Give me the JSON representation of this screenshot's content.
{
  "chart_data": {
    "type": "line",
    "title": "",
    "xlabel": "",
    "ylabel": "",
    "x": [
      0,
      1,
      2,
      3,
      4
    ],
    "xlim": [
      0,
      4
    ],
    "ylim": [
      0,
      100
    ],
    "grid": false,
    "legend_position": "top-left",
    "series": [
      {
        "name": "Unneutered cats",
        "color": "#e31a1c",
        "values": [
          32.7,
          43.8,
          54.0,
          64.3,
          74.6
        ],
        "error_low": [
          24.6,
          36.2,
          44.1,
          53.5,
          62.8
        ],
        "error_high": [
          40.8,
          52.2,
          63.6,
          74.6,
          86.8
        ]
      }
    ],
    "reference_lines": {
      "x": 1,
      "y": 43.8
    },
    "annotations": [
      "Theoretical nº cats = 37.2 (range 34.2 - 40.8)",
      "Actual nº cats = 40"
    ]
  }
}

◆ **INSTRUCTION**: Give only the number of lines in the material above that include the word "cats".

◆ **EXERCISE ANSWER**: 3